Retype the data lines between the one holding "x-tick-label-1-2: relevance self" and the one holding "x-tick-label-1-1: relevance others", inclusive, without any changes.
— start MATERIALS PROVIDED —
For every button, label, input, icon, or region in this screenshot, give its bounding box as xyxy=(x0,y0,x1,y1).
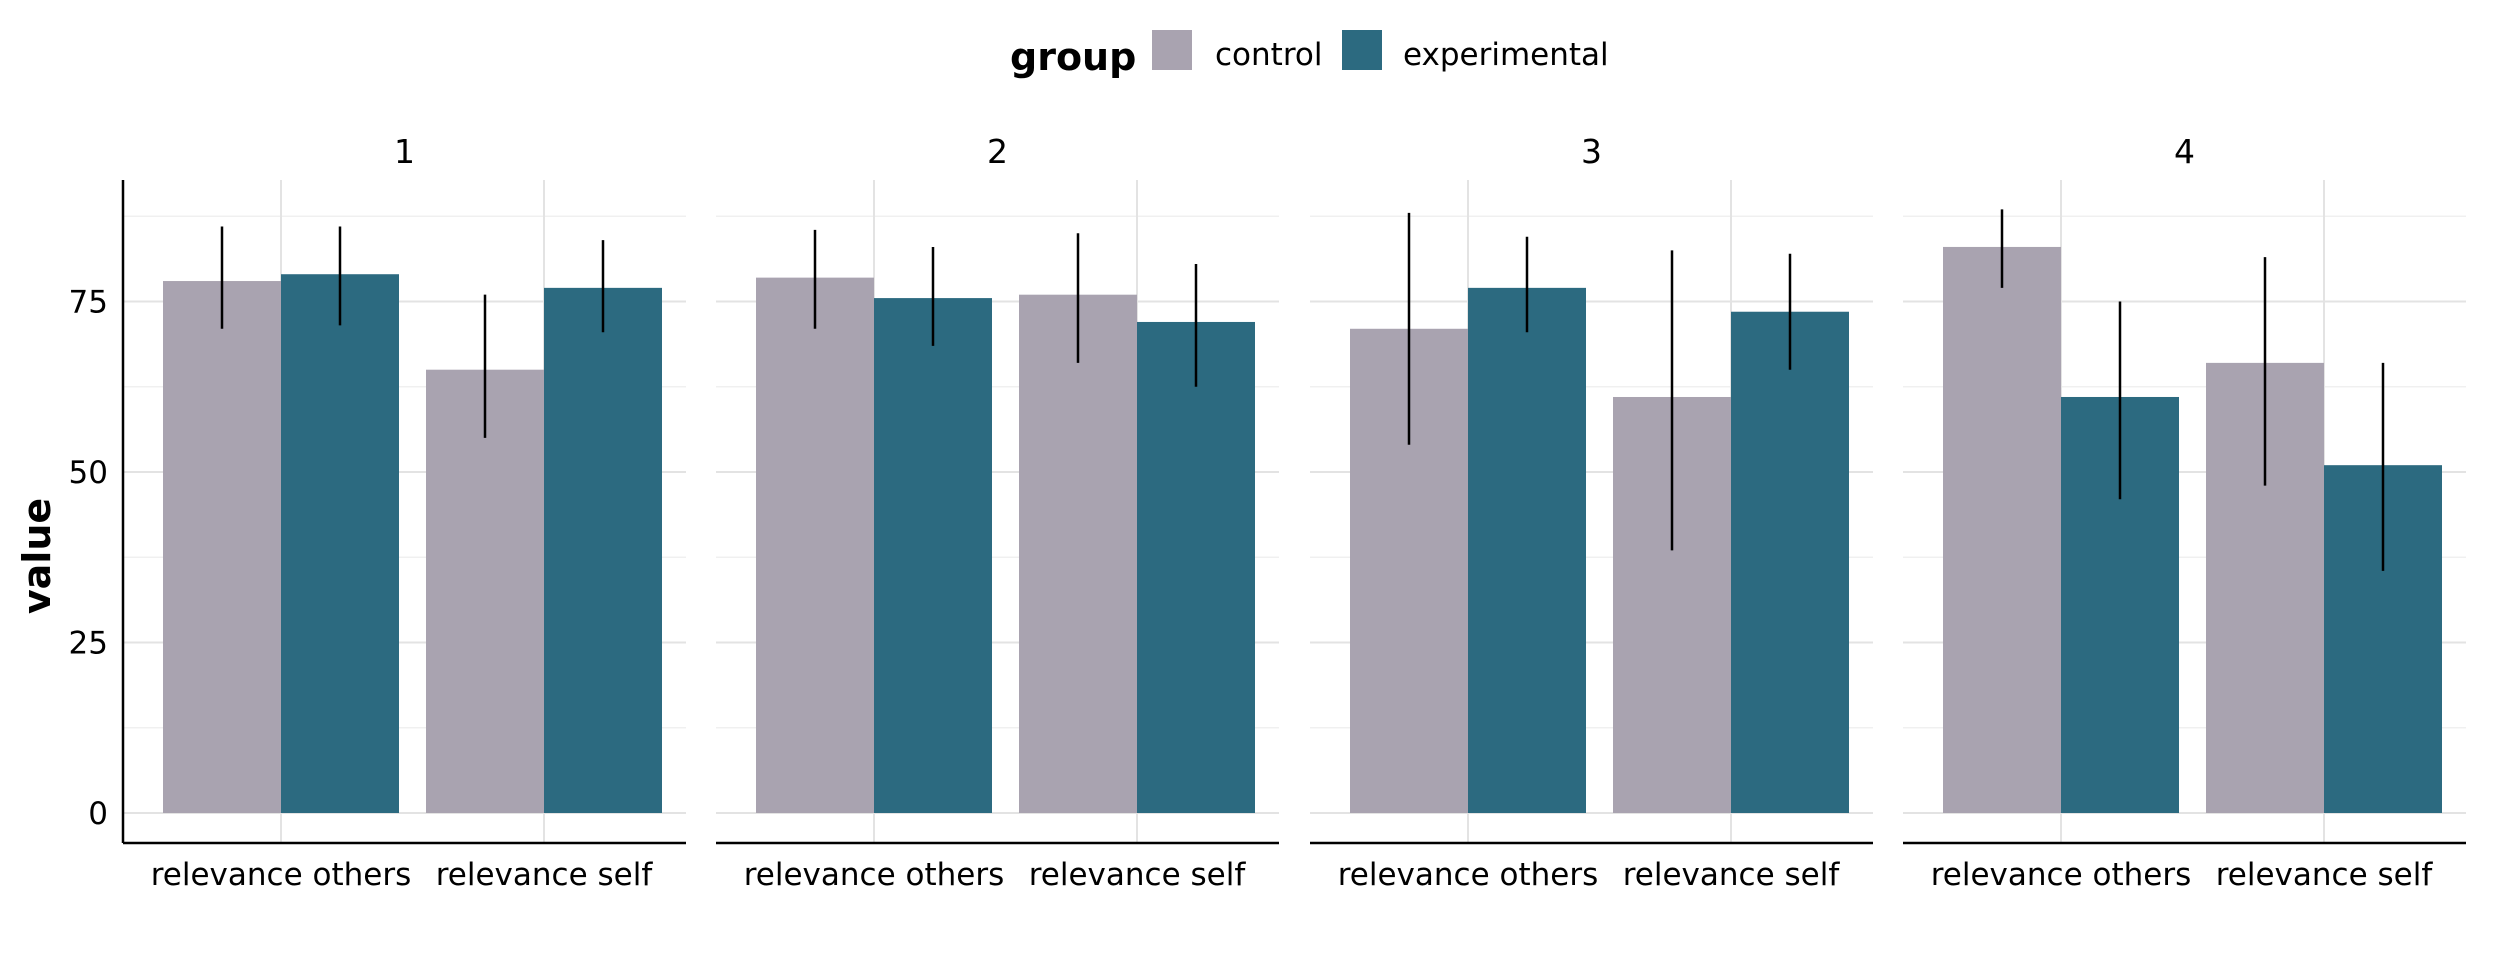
x-tick-label-1-2: relevance self xyxy=(436,857,654,893)
bar-control-1-2 xyxy=(426,369,544,813)
bar-control-4-1 xyxy=(1943,246,2061,813)
facet-panel-2: relevance others relevance self 2 xyxy=(716,132,1279,893)
bar-experimental-1-1 xyxy=(281,274,399,814)
bar-experimental-1-2 xyxy=(544,287,662,813)
legend-swatch-control xyxy=(1152,30,1192,70)
bar-control-1-1 xyxy=(163,281,281,813)
bar-control-2-1 xyxy=(756,277,874,813)
facet-panel-3: relevance others relevance self 3 xyxy=(1310,132,1873,893)
x-tick-label-2-1: relevance others xyxy=(744,857,1005,893)
bar-experimental-3-2 xyxy=(1731,311,1849,813)
facet-panels: relevance others relevance self1relevance… xyxy=(69,132,2466,893)
legend: group control experimental xyxy=(1010,30,1609,79)
bar-control-2-2 xyxy=(1019,294,1137,813)
y-tick-label: 50 xyxy=(69,455,108,491)
y-tick-label: 25 xyxy=(69,626,108,662)
legend-label-experimental: experimental xyxy=(1403,37,1609,73)
x-tick-label-3-1: relevance others xyxy=(1338,857,1599,893)
facet-panel-1: relevance others relevance self 1 xyxy=(123,132,686,893)
y-axis-title: value xyxy=(15,498,59,614)
x-tick-label-4-1: relevance others xyxy=(1931,857,2192,893)
bar-experimental-2-1 xyxy=(874,298,992,814)
x-tick-label-3-2: relevance self xyxy=(1623,857,1841,893)
x-tick-label-2-2: relevance self xyxy=(1029,857,1247,893)
legend-label-control: control xyxy=(1215,37,1322,73)
y-tick-label: 0 xyxy=(88,796,108,832)
facet-panel-4: relevance others relevance self 4 xyxy=(1903,132,2466,893)
facet-title-4: 4 xyxy=(2174,132,2195,171)
facet-title-3: 3 xyxy=(1581,132,1602,171)
facet-title-1: 1 xyxy=(394,132,415,171)
facet-title-2: 2 xyxy=(987,132,1008,171)
y-tick-label: 75 xyxy=(69,285,108,321)
bar-experimental-3-1 xyxy=(1468,287,1586,813)
x-tick-label-1-1: relevance others xyxy=(151,857,412,893)
bar-experimental-2-2 xyxy=(1137,321,1255,813)
legend-title: group xyxy=(1010,35,1136,79)
legend-swatch-experimental xyxy=(1342,30,1382,70)
x-tick-label-4-2: relevance self xyxy=(2216,857,2434,893)
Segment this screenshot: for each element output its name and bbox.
— end MATERIALS PROVIDED —
● **EXERCISE SOLUTION**:
x-tick-label-1-2: relevance self xyxy=(436,857,654,893)
bar-control-1-2 xyxy=(426,369,544,813)
bar-control-4-1 xyxy=(1943,246,2061,813)
facet-panel-2: relevance others relevance self 2 xyxy=(716,132,1279,893)
bar-experimental-1-1 xyxy=(281,274,399,814)
bar-experimental-1-2 xyxy=(544,287,662,813)
legend-swatch-control xyxy=(1152,30,1192,70)
bar-control-1-1 xyxy=(163,281,281,813)
bar-control-2-1 xyxy=(756,277,874,813)
facet-panel-3: relevance others relevance self 3 xyxy=(1310,132,1873,893)
x-tick-label-2-1: relevance others xyxy=(744,857,1005,893)
bar-experimental-3-2 xyxy=(1731,311,1849,813)
facet-panels: relevance others relevance self1relevance… xyxy=(69,132,2466,893)
legend: group control experimental xyxy=(1010,30,1609,79)
bar-control-2-2 xyxy=(1019,294,1137,813)
y-tick-label: 50 xyxy=(69,455,108,491)
y-tick-label: 25 xyxy=(69,626,108,662)
legend-label-experimental: experimental xyxy=(1403,37,1609,73)
x-tick-label-3-1: relevance others xyxy=(1338,857,1599,893)
facet-panel-1: relevance others relevance self 1 xyxy=(123,132,686,893)
y-axis-title: value xyxy=(15,498,59,614)
x-tick-label-4-1: relevance others xyxy=(1931,857,2192,893)
bar-experimental-2-1 xyxy=(874,298,992,814)
x-tick-label-3-2: relevance self xyxy=(1623,857,1841,893)
x-tick-label-2-2: relevance self xyxy=(1029,857,1247,893)
legend-label-control: control xyxy=(1215,37,1322,73)
y-tick-label: 0 xyxy=(88,796,108,832)
facet-panel-4: relevance others relevance self 4 xyxy=(1903,132,2466,893)
facet-title-4: 4 xyxy=(2174,132,2195,171)
facet-title-3: 3 xyxy=(1581,132,1602,171)
facet-title-1: 1 xyxy=(394,132,415,171)
facet-title-2: 2 xyxy=(987,132,1008,171)
y-tick-label: 75 xyxy=(69,285,108,321)
bar-experimental-3-1 xyxy=(1468,287,1586,813)
x-tick-label-1-1: relevance others xyxy=(151,857,412,893)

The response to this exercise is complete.